Give the listing again exactly, omitting its images.

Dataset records
▼
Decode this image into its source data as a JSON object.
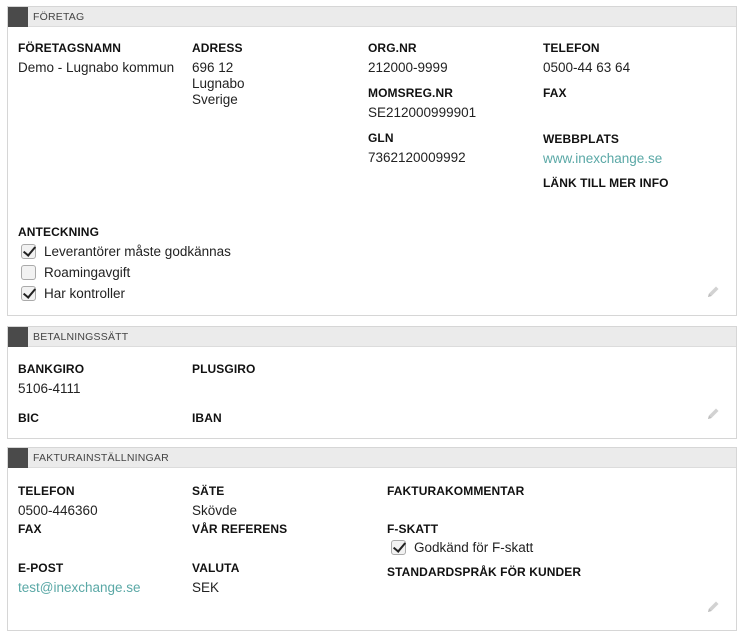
{
  "company": {
    "header": "Företag",
    "name_label": "Företagsnamn",
    "name_value": "Demo - Lugnabo kommun",
    "address_label": "Adress",
    "address_lines": [
      "696 12",
      "Lugnabo",
      "Sverige"
    ],
    "orgnr_label": "Org.nr",
    "orgnr_value": "212000-9999",
    "vat_label": "Momsreg.nr",
    "vat_value": "SE212000999901",
    "gln_label": "GLN",
    "gln_value": "7362120009992",
    "phone_label": "Telefon",
    "phone_value": "0500-44 63 64",
    "fax_label": "Fax",
    "website_label": "Webbplats",
    "website_value": "www.inexchange.se",
    "more_info_label": "Länk till mer info",
    "note_label": "Anteckning",
    "checkboxes": [
      {
        "label": "Leverantörer måste godkännas",
        "checked": true
      },
      {
        "label": "Roamingavgift",
        "checked": false
      },
      {
        "label": "Har kontroller",
        "checked": true
      }
    ]
  },
  "payment": {
    "header": "Betalningssätt",
    "bankgiro_label": "Bankgiro",
    "bankgiro_value": "5106-4111",
    "plusgiro_label": "Plusgiro",
    "bic_label": "BIC",
    "iban_label": "IBAN"
  },
  "invoice": {
    "header": "Fakturainställningar",
    "phone_label": "Telefon",
    "phone_value": "0500-446360",
    "seat_label": "Säte",
    "seat_value": "Skövde",
    "comment_label": "Fakturakommentar",
    "fax_label": "Fax",
    "reference_label": "Vår referens",
    "ftax_label": "F-skatt",
    "ftax_checkbox": {
      "label": "Godkänd för F-skatt",
      "checked": true
    },
    "email_label": "E-post",
    "email_value": "test@inexchange.se",
    "currency_label": "Valuta",
    "currency_value": "SEK",
    "language_label": "Standardspråk för kunder"
  },
  "colors": {
    "link": "#5aa8a6",
    "header_marker": "#4a4a4a"
  }
}
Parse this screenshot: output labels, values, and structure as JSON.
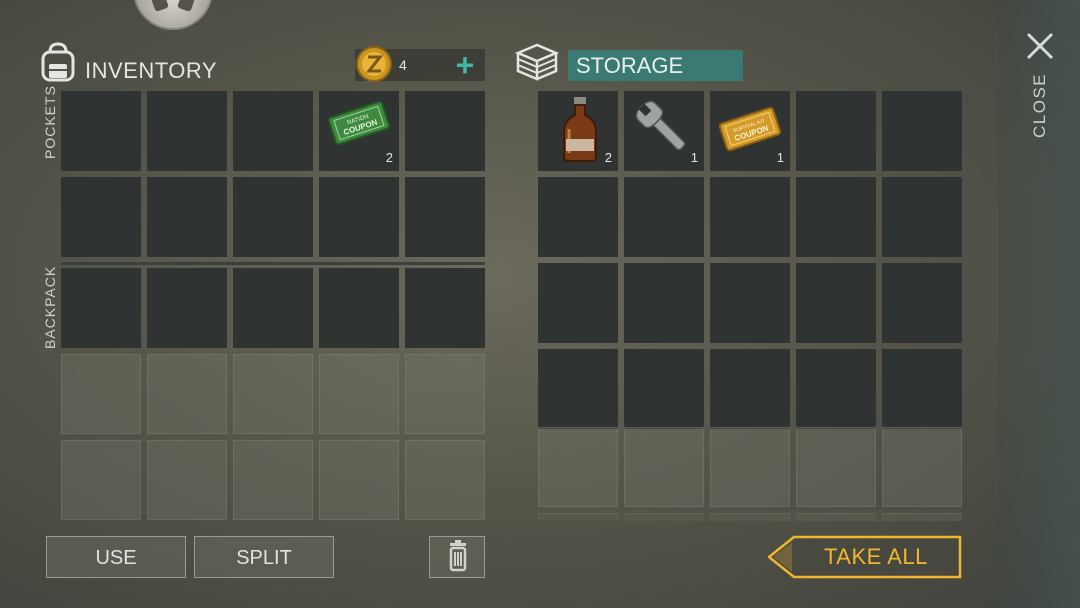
{
  "inventory": {
    "title": "INVENTORY",
    "coins": "4",
    "add_coins_label": "+",
    "pockets_label": "POCKETS",
    "backpack_label": "BACKPACK"
  },
  "storage": {
    "title": "STORAGE"
  },
  "close_label": "CLOSE",
  "pockets": [
    {
      "item": "",
      "qty": ""
    },
    {
      "item": "",
      "qty": ""
    },
    {
      "item": "",
      "qty": ""
    },
    {
      "item": "ration-coupon",
      "qty": "2"
    },
    {
      "item": "",
      "qty": ""
    },
    {
      "item": "",
      "qty": ""
    },
    {
      "item": "",
      "qty": ""
    },
    {
      "item": "",
      "qty": ""
    },
    {
      "item": "",
      "qty": ""
    },
    {
      "item": "",
      "qty": ""
    }
  ],
  "storage_slots": [
    {
      "item": "bottle",
      "qty": "2"
    },
    {
      "item": "wrench",
      "qty": "1"
    },
    {
      "item": "survival-kit-coupon",
      "qty": "1"
    }
  ],
  "item_text": {
    "ration_coupon": [
      "RATION",
      "COUPON"
    ],
    "survival_coupon": [
      "SURVIVAL KIT",
      "COUPON"
    ]
  },
  "actions": {
    "use": "USE",
    "split": "SPLIT",
    "take_all": "TAKE ALL"
  },
  "colors": {
    "accent_teal": "#3a7a72",
    "plus_teal": "#3fb9a5",
    "take_all_gold": "#f0b62e"
  }
}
▲
ANSWER IN FULL:
Decode this image into its source data as a JSON object.
{
  "company": {
    "header": "Företag",
    "name_label": "Företagsnamn",
    "name_value": "Demo - Lugnabo kommun",
    "address_label": "Adress",
    "address_lines": [
      "696 12",
      "Lugnabo",
      "Sverige"
    ],
    "orgnr_label": "Org.nr",
    "orgnr_value": "212000-9999",
    "vat_label": "Momsreg.nr",
    "vat_value": "SE212000999901",
    "gln_label": "GLN",
    "gln_value": "7362120009992",
    "phone_label": "Telefon",
    "phone_value": "0500-44 63 64",
    "fax_label": "Fax",
    "website_label": "Webbplats",
    "website_value": "www.inexchange.se",
    "more_info_label": "Länk till mer info",
    "note_label": "Anteckning",
    "checkboxes": [
      {
        "label": "Leverantörer måste godkännas",
        "checked": true
      },
      {
        "label": "Roamingavgift",
        "checked": false
      },
      {
        "label": "Har kontroller",
        "checked": true
      }
    ]
  },
  "payment": {
    "header": "Betalningssätt",
    "bankgiro_label": "Bankgiro",
    "bankgiro_value": "5106-4111",
    "plusgiro_label": "Plusgiro",
    "bic_label": "BIC",
    "iban_label": "IBAN"
  },
  "invoice": {
    "header": "Fakturainställningar",
    "phone_label": "Telefon",
    "phone_value": "0500-446360",
    "seat_label": "Säte",
    "seat_value": "Skövde",
    "comment_label": "Fakturakommentar",
    "fax_label": "Fax",
    "reference_label": "Vår referens",
    "ftax_label": "F-skatt",
    "ftax_checkbox": {
      "label": "Godkänd för F-skatt",
      "checked": true
    },
    "email_label": "E-post",
    "email_value": "test@inexchange.se",
    "currency_label": "Valuta",
    "currency_value": "SEK",
    "language_label": "Standardspråk för kunder"
  },
  "colors": {
    "link": "#5aa8a6",
    "header_marker": "#4a4a4a"
  }
}
Parse this screenshot: output labels, values, and structure as JSON.
{
  "inventory": {
    "title": "INVENTORY",
    "coins": "4",
    "add_coins_label": "+",
    "pockets_label": "POCKETS",
    "backpack_label": "BACKPACK"
  },
  "storage": {
    "title": "STORAGE"
  },
  "close_label": "CLOSE",
  "pockets": [
    {
      "item": "",
      "qty": ""
    },
    {
      "item": "",
      "qty": ""
    },
    {
      "item": "",
      "qty": ""
    },
    {
      "item": "ration-coupon",
      "qty": "2"
    },
    {
      "item": "",
      "qty": ""
    },
    {
      "item": "",
      "qty": ""
    },
    {
      "item": "",
      "qty": ""
    },
    {
      "item": "",
      "qty": ""
    },
    {
      "item": "",
      "qty": ""
    },
    {
      "item": "",
      "qty": ""
    }
  ],
  "storage_slots": [
    {
      "item": "bottle",
      "qty": "2"
    },
    {
      "item": "wrench",
      "qty": "1"
    },
    {
      "item": "survival-kit-coupon",
      "qty": "1"
    }
  ],
  "item_text": {
    "ration_coupon": [
      "RATION",
      "COUPON"
    ],
    "survival_coupon": [
      "SURVIVAL KIT",
      "COUPON"
    ]
  },
  "actions": {
    "use": "USE",
    "split": "SPLIT",
    "take_all": "TAKE ALL"
  },
  "colors": {
    "accent_teal": "#3a7a72",
    "plus_teal": "#3fb9a5",
    "take_all_gold": "#f0b62e"
  }
}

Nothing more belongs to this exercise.